**What is required**
Your task is to transcribe all the entries exactly, excluding pictures.

**Records supplied**
* BEGIN *
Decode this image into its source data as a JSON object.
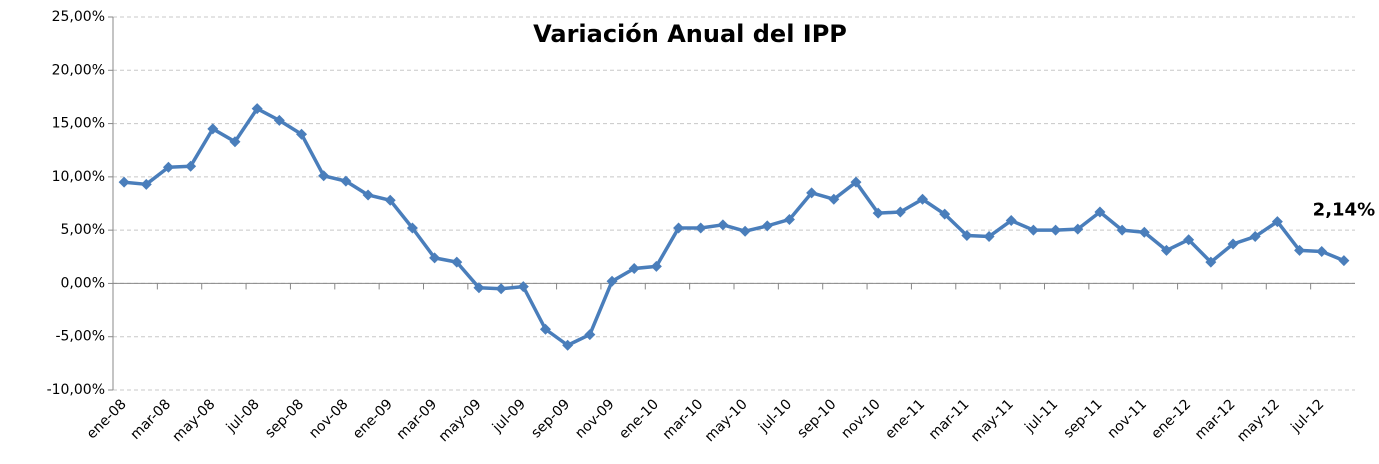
{
  "chart_data": {
    "type": "line",
    "title": "Variación Anual del IPP",
    "categories": [
      "ene-08",
      null,
      "mar-08",
      null,
      "may-08",
      null,
      "jul-08",
      null,
      "sep-08",
      null,
      "nov-08",
      null,
      "ene-09",
      null,
      "mar-09",
      null,
      "may-09",
      null,
      "jul-09",
      null,
      "sep-09",
      null,
      "nov-09",
      null,
      "ene-10",
      null,
      "mar-10",
      null,
      "may-10",
      null,
      "jul-10",
      null,
      "sep-10",
      null,
      "nov-10",
      null,
      "ene-11",
      null,
      "mar-11",
      null,
      "may-11",
      null,
      "jul-11",
      null,
      "sep-11",
      null,
      "nov-11",
      null,
      "ene-12",
      null,
      "mar-12",
      null,
      "may-12",
      null,
      "jul-12",
      null
    ],
    "series": [
      {
        "color": "#4a7ebb",
        "values": [
          9.5,
          9.3,
          10.9,
          11.0,
          14.5,
          13.3,
          16.4,
          15.3,
          14.0,
          10.1,
          9.6,
          8.3,
          7.8,
          5.2,
          2.4,
          2.0,
          -0.4,
          -0.5,
          -0.3,
          -4.3,
          -5.8,
          -4.8,
          0.2,
          1.4,
          1.6,
          5.2,
          5.2,
          5.5,
          4.9,
          5.4,
          6.0,
          8.5,
          7.9,
          9.5,
          6.6,
          6.7,
          7.9,
          6.5,
          4.5,
          4.4,
          5.9,
          5.0,
          5.0,
          5.1,
          6.7,
          5.0,
          4.8,
          3.1,
          4.1,
          2.0,
          3.7,
          4.4,
          5.8,
          3.1,
          3.0,
          2.14
        ],
        "value_labels": [
          null,
          null,
          null,
          null,
          null,
          null,
          null,
          null,
          null,
          null,
          null,
          null,
          null,
          null,
          null,
          null,
          null,
          null,
          null,
          null,
          null,
          null,
          null,
          null,
          null,
          null,
          null,
          null,
          null,
          null,
          null,
          null,
          null,
          null,
          null,
          null,
          null,
          null,
          null,
          null,
          null,
          null,
          null,
          null,
          null,
          null,
          null,
          null,
          null,
          null,
          null,
          null,
          null,
          null,
          null,
          "2,14%"
        ]
      }
    ],
    "ylim": [
      -10,
      25
    ],
    "yticks": [
      {
        "value": -10,
        "label": "-10,00%"
      },
      {
        "value": -5,
        "label": "-5,00%"
      },
      {
        "value": 0,
        "label": "0,00%"
      },
      {
        "value": 5,
        "label": "5,00%"
      },
      {
        "value": 10,
        "label": "10,00%"
      },
      {
        "value": 15,
        "label": "15,00%"
      },
      {
        "value": 20,
        "label": "20,00%"
      },
      {
        "value": 25,
        "label": "25,00%"
      }
    ],
    "grid": true
  }
}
* END *
**Result of the task**
Decode this image into its source data as a JSON object.
{
  "chart_data": {
    "type": "line",
    "title": "Variación Anual del IPP",
    "categories": [
      "ene-08",
      null,
      "mar-08",
      null,
      "may-08",
      null,
      "jul-08",
      null,
      "sep-08",
      null,
      "nov-08",
      null,
      "ene-09",
      null,
      "mar-09",
      null,
      "may-09",
      null,
      "jul-09",
      null,
      "sep-09",
      null,
      "nov-09",
      null,
      "ene-10",
      null,
      "mar-10",
      null,
      "may-10",
      null,
      "jul-10",
      null,
      "sep-10",
      null,
      "nov-10",
      null,
      "ene-11",
      null,
      "mar-11",
      null,
      "may-11",
      null,
      "jul-11",
      null,
      "sep-11",
      null,
      "nov-11",
      null,
      "ene-12",
      null,
      "mar-12",
      null,
      "may-12",
      null,
      "jul-12",
      null
    ],
    "series": [
      {
        "color": "#4a7ebb",
        "values": [
          9.5,
          9.3,
          10.9,
          11.0,
          14.5,
          13.3,
          16.4,
          15.3,
          14.0,
          10.1,
          9.6,
          8.3,
          7.8,
          5.2,
          2.4,
          2.0,
          -0.4,
          -0.5,
          -0.3,
          -4.3,
          -5.8,
          -4.8,
          0.2,
          1.4,
          1.6,
          5.2,
          5.2,
          5.5,
          4.9,
          5.4,
          6.0,
          8.5,
          7.9,
          9.5,
          6.6,
          6.7,
          7.9,
          6.5,
          4.5,
          4.4,
          5.9,
          5.0,
          5.0,
          5.1,
          6.7,
          5.0,
          4.8,
          3.1,
          4.1,
          2.0,
          3.7,
          4.4,
          5.8,
          3.1,
          3.0,
          2.14
        ],
        "value_labels": [
          null,
          null,
          null,
          null,
          null,
          null,
          null,
          null,
          null,
          null,
          null,
          null,
          null,
          null,
          null,
          null,
          null,
          null,
          null,
          null,
          null,
          null,
          null,
          null,
          null,
          null,
          null,
          null,
          null,
          null,
          null,
          null,
          null,
          null,
          null,
          null,
          null,
          null,
          null,
          null,
          null,
          null,
          null,
          null,
          null,
          null,
          null,
          null,
          null,
          null,
          null,
          null,
          null,
          null,
          null,
          "2,14%"
        ]
      }
    ],
    "ylim": [
      -10,
      25
    ],
    "yticks": [
      {
        "value": -10,
        "label": "-10,00%"
      },
      {
        "value": -5,
        "label": "-5,00%"
      },
      {
        "value": 0,
        "label": "0,00%"
      },
      {
        "value": 5,
        "label": "5,00%"
      },
      {
        "value": 10,
        "label": "10,00%"
      },
      {
        "value": 15,
        "label": "15,00%"
      },
      {
        "value": 20,
        "label": "20,00%"
      },
      {
        "value": 25,
        "label": "25,00%"
      }
    ],
    "grid": true
  }
}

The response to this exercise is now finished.